BRIEF:
Sort through the entries below and pull out lines containing the word "buku".

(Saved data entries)
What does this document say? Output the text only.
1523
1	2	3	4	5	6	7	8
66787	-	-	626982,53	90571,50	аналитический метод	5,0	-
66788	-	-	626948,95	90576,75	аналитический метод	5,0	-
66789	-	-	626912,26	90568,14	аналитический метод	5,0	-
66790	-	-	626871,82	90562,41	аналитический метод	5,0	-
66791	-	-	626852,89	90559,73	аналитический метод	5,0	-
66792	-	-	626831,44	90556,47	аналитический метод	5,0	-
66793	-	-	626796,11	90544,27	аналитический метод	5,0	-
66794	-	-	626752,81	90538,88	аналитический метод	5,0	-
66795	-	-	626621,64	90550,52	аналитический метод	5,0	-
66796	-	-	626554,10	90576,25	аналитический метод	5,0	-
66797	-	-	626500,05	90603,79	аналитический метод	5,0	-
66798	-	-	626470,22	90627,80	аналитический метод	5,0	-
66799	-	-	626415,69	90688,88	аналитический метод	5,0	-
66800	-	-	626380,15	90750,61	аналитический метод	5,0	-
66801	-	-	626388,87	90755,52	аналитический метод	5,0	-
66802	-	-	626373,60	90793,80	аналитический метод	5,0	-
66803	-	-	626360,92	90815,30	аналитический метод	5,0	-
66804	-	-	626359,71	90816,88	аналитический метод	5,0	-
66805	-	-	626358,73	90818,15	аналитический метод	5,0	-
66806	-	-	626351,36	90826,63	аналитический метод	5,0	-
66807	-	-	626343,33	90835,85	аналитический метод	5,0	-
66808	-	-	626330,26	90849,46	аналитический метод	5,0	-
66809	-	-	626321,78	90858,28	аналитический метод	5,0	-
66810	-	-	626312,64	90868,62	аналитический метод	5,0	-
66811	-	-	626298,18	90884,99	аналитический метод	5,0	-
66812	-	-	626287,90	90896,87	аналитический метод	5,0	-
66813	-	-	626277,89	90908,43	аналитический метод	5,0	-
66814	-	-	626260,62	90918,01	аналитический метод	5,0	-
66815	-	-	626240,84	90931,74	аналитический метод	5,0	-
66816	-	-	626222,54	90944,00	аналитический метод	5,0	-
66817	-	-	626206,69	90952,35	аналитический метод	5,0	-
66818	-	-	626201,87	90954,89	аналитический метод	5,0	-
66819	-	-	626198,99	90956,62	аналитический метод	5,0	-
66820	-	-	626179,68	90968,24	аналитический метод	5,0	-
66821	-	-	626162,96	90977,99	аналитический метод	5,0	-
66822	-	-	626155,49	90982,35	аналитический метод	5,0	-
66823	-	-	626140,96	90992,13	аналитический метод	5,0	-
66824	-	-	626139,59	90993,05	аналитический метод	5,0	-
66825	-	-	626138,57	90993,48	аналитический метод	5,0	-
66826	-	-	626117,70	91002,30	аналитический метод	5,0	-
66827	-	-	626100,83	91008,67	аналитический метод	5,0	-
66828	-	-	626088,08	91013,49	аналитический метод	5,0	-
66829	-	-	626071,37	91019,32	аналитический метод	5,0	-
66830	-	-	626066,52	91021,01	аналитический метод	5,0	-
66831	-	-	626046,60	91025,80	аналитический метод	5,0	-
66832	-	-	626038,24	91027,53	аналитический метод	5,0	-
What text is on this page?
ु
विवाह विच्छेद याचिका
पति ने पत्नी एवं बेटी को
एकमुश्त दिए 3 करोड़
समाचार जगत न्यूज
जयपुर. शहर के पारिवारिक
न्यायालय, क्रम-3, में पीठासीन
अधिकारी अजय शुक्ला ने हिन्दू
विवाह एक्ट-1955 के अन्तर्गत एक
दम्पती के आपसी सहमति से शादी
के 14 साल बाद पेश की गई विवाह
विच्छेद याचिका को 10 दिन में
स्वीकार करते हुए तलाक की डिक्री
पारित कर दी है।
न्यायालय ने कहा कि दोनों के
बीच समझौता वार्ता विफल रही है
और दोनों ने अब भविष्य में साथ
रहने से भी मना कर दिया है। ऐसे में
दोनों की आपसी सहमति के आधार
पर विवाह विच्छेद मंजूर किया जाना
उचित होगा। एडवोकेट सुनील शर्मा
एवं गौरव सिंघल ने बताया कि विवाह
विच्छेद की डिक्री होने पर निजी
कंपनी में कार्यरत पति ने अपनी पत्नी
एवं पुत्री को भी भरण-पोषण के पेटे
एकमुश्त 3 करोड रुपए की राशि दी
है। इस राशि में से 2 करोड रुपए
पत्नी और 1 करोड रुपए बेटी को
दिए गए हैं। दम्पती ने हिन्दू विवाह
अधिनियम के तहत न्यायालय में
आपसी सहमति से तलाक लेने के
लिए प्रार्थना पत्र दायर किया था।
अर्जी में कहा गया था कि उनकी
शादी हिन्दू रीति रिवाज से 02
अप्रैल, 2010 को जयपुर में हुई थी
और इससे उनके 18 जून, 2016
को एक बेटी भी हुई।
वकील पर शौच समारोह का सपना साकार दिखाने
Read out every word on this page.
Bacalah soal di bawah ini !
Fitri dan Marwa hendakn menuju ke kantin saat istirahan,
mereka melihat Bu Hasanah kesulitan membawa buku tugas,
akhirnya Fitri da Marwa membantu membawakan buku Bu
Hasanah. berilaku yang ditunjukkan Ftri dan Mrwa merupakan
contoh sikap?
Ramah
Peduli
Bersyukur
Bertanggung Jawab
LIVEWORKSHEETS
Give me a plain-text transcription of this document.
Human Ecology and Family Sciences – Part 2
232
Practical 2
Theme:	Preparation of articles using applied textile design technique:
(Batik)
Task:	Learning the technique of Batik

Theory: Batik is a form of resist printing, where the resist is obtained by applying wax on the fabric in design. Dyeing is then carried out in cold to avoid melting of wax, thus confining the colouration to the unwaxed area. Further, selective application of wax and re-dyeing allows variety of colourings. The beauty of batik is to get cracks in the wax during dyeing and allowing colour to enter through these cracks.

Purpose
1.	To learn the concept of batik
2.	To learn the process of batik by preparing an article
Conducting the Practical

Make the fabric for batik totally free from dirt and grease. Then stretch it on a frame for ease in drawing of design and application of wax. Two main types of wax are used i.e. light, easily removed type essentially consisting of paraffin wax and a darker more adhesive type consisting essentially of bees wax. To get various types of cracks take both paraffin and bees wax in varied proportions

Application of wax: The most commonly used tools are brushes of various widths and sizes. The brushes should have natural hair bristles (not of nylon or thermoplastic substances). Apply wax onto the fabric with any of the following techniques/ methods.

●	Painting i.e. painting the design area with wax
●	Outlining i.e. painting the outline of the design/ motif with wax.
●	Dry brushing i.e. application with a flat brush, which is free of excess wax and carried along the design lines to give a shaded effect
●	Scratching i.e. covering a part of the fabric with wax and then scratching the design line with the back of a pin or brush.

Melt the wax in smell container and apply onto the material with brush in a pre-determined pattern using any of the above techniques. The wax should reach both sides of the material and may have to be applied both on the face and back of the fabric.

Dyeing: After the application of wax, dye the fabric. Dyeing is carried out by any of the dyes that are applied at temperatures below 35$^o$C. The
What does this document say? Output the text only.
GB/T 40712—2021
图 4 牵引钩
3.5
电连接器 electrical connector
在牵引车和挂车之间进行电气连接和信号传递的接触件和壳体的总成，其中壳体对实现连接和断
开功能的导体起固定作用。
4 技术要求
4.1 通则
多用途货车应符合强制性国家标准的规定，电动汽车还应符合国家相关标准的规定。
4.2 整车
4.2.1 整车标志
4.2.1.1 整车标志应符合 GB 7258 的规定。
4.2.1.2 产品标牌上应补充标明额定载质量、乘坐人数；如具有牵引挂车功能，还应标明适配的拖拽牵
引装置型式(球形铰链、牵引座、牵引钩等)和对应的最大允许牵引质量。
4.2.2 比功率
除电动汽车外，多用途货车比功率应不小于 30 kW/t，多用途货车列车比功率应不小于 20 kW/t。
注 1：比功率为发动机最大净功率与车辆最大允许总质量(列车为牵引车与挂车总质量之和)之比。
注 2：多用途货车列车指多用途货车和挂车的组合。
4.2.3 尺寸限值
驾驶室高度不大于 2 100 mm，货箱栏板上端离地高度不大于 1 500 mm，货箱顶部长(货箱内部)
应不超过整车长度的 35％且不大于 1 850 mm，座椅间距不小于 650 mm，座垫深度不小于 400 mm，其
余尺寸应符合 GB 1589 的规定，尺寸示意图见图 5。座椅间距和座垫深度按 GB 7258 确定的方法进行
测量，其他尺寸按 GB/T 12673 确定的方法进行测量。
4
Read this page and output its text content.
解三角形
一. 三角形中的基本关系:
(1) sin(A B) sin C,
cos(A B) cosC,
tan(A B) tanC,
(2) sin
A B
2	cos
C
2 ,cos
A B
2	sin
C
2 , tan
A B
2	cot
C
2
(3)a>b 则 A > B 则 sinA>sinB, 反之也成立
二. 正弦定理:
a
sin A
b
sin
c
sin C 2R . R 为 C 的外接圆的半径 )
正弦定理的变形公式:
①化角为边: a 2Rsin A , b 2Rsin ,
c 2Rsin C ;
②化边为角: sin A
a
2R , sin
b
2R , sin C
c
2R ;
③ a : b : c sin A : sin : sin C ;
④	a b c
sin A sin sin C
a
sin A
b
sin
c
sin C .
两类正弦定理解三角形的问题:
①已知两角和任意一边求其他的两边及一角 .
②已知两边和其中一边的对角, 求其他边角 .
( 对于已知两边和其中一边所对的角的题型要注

RESPONSE TO THE TASK:
mereka melihat Bu Hasanah kesulitan membawa buku tugas,
akhirnya Fitri da Marwa membantu membawakan buku Bu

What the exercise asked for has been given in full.